WHAT YOU HAVE TO DO >>
Locate each line holding the string "zone" and copy it.

• • • • •

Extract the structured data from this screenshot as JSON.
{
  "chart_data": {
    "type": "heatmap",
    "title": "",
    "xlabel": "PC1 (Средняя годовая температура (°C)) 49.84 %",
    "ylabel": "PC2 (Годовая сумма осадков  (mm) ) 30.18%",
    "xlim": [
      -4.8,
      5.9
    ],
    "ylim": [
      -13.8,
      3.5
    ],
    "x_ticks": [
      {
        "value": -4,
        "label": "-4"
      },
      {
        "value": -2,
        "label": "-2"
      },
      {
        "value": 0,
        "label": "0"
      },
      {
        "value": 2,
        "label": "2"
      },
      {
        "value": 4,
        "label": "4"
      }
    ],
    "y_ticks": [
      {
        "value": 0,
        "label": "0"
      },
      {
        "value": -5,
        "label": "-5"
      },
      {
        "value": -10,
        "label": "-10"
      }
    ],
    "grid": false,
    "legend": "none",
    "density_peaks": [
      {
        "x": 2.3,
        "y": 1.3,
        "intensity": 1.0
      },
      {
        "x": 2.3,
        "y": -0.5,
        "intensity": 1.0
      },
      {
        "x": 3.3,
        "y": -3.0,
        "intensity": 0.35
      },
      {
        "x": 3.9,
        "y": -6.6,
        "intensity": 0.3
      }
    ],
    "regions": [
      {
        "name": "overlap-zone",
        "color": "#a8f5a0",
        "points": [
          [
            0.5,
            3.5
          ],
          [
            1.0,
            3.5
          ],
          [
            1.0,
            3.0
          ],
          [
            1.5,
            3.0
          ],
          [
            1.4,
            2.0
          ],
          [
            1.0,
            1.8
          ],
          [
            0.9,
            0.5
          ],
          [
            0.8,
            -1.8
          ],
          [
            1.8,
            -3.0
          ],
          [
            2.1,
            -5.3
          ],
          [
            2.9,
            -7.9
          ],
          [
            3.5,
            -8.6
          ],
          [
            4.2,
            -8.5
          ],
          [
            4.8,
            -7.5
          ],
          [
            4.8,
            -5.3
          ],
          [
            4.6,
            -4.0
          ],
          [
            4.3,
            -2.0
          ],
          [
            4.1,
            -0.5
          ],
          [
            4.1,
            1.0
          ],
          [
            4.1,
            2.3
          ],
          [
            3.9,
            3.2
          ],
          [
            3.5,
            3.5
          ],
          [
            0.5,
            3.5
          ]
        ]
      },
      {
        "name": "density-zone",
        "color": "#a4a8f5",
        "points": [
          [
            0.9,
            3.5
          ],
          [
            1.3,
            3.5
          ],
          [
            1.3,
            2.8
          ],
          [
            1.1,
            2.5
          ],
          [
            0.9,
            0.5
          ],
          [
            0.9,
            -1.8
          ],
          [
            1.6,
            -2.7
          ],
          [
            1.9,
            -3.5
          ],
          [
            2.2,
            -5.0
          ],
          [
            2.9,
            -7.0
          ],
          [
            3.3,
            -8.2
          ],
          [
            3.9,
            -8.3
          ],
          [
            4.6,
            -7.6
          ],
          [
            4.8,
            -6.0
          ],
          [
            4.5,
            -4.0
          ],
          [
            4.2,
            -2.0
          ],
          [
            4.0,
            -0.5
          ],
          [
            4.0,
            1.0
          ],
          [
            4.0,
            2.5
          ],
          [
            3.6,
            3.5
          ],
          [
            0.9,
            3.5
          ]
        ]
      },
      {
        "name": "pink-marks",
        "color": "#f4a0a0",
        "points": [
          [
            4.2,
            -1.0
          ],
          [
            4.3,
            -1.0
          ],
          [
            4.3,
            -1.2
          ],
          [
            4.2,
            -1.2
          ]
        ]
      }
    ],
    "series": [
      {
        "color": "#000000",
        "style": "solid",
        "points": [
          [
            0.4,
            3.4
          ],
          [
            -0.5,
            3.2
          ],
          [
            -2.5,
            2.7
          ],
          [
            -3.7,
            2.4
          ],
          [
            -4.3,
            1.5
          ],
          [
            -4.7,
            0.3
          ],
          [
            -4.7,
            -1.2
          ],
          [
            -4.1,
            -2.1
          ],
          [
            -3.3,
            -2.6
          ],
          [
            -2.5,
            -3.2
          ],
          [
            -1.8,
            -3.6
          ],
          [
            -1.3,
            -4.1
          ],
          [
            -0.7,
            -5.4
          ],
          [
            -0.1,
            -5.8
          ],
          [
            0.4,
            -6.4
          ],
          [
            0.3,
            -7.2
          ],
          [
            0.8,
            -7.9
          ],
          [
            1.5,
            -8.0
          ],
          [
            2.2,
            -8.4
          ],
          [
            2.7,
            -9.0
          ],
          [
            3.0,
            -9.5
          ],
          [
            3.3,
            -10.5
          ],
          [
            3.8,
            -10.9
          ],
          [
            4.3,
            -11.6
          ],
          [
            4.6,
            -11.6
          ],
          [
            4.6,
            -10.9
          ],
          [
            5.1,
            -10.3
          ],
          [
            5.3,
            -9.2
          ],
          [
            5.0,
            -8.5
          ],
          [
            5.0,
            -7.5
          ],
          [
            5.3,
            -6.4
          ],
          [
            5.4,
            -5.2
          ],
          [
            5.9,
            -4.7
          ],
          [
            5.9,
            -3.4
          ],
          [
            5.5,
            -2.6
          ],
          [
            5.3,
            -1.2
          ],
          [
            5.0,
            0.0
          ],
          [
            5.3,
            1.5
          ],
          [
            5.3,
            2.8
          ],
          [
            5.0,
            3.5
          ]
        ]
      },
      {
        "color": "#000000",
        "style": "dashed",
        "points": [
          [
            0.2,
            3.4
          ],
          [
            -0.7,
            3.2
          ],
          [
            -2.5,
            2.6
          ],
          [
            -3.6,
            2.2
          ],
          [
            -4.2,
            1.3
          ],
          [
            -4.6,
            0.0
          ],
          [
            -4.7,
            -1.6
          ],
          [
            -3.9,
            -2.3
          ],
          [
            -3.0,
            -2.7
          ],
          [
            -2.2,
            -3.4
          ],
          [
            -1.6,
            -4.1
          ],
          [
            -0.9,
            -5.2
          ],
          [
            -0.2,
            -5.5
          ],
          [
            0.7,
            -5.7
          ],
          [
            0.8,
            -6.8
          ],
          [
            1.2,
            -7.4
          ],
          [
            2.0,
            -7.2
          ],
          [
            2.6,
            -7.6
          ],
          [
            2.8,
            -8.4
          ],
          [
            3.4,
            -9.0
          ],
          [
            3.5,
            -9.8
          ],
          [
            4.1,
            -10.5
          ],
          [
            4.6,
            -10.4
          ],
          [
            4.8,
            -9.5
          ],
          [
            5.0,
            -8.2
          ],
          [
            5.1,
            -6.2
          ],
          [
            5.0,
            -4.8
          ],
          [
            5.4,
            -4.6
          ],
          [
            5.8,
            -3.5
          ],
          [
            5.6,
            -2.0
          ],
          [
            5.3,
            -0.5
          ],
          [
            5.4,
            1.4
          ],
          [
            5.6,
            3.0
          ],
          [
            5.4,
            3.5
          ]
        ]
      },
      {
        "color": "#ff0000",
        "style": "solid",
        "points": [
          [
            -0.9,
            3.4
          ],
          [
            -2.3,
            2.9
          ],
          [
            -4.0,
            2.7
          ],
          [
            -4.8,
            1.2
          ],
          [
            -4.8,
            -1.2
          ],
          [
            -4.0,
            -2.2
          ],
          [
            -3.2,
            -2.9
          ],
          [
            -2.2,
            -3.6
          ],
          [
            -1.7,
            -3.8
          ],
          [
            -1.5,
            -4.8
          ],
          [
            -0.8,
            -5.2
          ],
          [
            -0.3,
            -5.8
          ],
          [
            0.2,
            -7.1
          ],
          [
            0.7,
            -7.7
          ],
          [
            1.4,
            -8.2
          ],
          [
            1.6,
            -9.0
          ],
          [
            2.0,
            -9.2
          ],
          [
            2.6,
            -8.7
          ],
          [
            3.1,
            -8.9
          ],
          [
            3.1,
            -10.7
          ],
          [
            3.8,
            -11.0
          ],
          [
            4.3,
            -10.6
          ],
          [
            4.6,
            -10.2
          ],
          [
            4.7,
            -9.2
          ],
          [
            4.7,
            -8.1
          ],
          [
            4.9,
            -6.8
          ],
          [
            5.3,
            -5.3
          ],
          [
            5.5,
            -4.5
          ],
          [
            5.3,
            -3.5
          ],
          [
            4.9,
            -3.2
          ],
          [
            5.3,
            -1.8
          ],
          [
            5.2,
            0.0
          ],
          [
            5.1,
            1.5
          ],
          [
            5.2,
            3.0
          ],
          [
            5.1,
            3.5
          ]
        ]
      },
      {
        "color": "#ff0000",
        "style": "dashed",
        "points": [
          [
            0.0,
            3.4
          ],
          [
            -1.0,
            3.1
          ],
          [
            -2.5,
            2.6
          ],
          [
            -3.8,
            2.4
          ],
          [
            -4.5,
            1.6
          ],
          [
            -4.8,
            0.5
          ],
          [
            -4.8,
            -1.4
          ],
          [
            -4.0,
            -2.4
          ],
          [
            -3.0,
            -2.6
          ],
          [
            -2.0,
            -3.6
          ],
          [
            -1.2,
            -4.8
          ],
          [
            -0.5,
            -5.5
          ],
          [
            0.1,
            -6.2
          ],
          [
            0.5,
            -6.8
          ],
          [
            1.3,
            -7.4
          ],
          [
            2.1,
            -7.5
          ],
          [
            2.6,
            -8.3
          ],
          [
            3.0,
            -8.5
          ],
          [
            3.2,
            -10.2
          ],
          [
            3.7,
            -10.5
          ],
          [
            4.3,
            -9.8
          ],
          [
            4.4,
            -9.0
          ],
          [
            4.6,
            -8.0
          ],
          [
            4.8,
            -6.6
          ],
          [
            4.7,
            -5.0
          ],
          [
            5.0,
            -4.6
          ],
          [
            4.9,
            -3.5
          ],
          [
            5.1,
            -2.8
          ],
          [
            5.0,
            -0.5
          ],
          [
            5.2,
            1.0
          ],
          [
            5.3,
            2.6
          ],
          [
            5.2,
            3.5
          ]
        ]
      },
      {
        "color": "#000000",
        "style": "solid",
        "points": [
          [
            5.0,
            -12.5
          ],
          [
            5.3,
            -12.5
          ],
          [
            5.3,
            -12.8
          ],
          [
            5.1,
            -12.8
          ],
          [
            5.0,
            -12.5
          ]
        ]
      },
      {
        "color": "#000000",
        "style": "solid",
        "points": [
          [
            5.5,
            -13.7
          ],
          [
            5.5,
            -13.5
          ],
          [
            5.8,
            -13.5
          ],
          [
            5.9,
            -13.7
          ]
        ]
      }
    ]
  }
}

• • • • •

RESULT FOR THIS TASK >>
        "name": "overlap-zone",
        "name": "density-zone",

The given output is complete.